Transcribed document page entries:
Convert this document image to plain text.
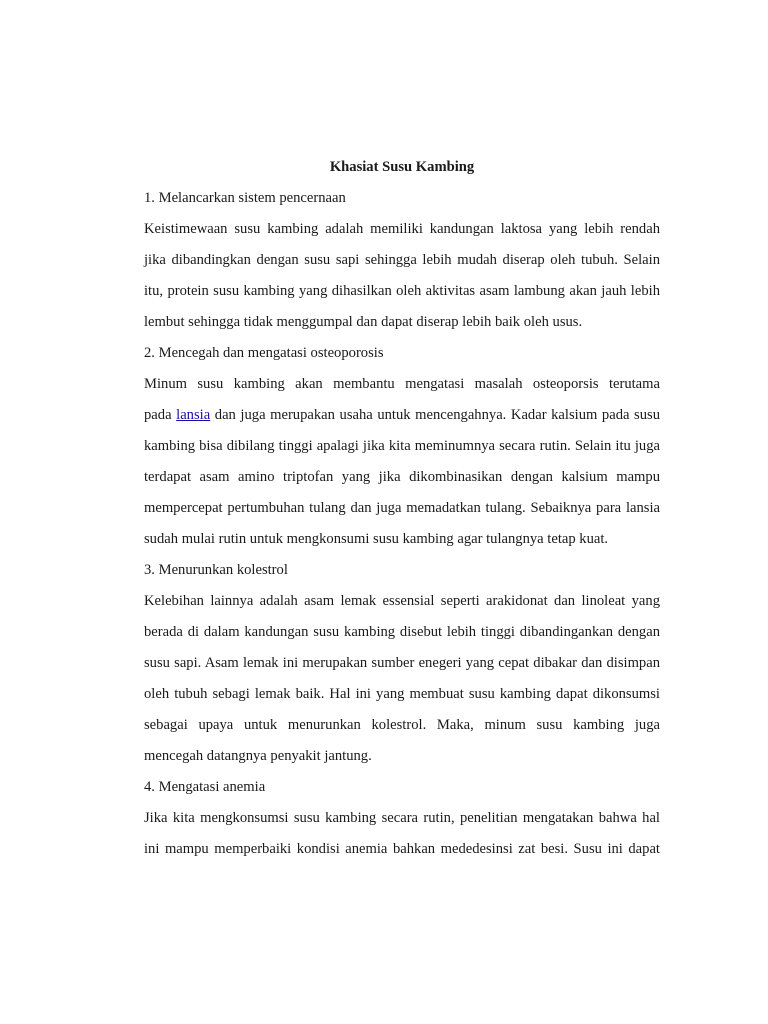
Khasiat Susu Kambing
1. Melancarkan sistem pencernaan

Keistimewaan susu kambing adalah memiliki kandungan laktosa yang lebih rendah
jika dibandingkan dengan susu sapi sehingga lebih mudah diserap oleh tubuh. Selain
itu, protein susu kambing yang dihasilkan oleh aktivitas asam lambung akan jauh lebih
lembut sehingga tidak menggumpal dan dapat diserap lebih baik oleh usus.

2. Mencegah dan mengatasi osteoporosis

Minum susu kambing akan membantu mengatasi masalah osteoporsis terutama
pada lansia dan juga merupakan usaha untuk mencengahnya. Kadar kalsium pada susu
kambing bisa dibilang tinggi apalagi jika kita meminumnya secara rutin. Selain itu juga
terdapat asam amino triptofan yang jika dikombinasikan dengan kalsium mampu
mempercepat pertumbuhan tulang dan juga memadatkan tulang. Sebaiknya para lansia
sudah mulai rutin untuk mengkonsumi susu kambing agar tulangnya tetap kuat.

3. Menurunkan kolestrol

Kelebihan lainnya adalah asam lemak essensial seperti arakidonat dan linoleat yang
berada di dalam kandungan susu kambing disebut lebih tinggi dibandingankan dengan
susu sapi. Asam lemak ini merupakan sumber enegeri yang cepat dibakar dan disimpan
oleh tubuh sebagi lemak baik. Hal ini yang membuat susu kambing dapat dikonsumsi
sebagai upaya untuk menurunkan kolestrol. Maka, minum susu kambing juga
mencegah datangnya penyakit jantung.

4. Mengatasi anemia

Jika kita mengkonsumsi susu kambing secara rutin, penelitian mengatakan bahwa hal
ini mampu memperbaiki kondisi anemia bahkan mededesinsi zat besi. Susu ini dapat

---

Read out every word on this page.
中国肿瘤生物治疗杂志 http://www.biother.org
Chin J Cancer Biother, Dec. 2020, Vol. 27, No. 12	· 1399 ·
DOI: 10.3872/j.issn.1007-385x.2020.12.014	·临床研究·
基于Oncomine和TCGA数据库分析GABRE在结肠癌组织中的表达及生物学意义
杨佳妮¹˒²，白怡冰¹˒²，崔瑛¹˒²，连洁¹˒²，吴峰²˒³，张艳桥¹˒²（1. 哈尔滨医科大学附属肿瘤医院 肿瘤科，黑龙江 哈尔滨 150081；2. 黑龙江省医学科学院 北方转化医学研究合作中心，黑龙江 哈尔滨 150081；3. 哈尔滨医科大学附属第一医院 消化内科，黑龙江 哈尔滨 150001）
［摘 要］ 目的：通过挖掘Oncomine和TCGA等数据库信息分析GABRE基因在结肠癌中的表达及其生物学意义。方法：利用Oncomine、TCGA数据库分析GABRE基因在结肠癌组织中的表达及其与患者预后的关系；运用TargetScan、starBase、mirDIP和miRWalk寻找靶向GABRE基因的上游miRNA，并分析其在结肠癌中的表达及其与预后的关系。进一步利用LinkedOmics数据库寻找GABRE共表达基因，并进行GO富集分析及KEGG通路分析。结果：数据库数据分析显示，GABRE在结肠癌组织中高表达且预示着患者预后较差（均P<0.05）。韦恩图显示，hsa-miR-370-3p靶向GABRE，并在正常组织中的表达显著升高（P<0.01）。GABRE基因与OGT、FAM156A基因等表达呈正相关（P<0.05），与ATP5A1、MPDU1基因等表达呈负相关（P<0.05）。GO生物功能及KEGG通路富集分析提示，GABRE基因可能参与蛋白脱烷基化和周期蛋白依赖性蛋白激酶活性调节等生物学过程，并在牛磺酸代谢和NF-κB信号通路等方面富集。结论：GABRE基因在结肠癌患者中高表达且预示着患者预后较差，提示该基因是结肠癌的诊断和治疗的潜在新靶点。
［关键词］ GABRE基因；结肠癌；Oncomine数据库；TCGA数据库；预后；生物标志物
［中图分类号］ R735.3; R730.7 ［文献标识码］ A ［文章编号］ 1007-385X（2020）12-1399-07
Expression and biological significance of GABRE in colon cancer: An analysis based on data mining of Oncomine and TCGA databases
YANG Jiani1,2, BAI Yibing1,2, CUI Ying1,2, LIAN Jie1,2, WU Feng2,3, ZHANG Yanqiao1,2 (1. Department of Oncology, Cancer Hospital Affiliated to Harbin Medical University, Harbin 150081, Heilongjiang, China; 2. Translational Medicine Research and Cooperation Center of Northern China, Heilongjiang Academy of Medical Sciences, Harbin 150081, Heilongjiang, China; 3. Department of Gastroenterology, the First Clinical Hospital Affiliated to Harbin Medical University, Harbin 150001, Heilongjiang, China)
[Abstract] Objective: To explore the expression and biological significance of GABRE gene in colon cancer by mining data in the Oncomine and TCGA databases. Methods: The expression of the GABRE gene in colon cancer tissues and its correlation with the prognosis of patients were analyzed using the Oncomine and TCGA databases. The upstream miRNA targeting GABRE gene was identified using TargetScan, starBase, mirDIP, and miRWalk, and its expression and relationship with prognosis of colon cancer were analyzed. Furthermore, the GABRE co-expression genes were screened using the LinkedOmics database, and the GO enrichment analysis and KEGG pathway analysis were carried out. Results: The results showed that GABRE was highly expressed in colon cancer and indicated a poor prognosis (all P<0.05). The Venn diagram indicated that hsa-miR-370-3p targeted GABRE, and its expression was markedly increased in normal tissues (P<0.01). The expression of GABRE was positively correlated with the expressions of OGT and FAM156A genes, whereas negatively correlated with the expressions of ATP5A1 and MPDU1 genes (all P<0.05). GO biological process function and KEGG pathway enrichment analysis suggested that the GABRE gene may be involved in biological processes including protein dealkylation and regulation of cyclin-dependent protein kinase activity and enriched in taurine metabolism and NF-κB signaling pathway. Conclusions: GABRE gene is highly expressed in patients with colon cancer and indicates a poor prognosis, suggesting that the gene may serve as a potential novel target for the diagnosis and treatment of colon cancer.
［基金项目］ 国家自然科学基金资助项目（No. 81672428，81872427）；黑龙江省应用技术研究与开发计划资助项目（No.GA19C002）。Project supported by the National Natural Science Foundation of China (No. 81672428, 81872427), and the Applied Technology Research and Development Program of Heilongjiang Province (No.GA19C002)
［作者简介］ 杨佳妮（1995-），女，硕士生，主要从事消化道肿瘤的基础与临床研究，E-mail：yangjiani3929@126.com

→ **Work instructions**: Please go over the data above and tally every line holding "anemia"; reply only with the count.

→ **Result for this task**: 2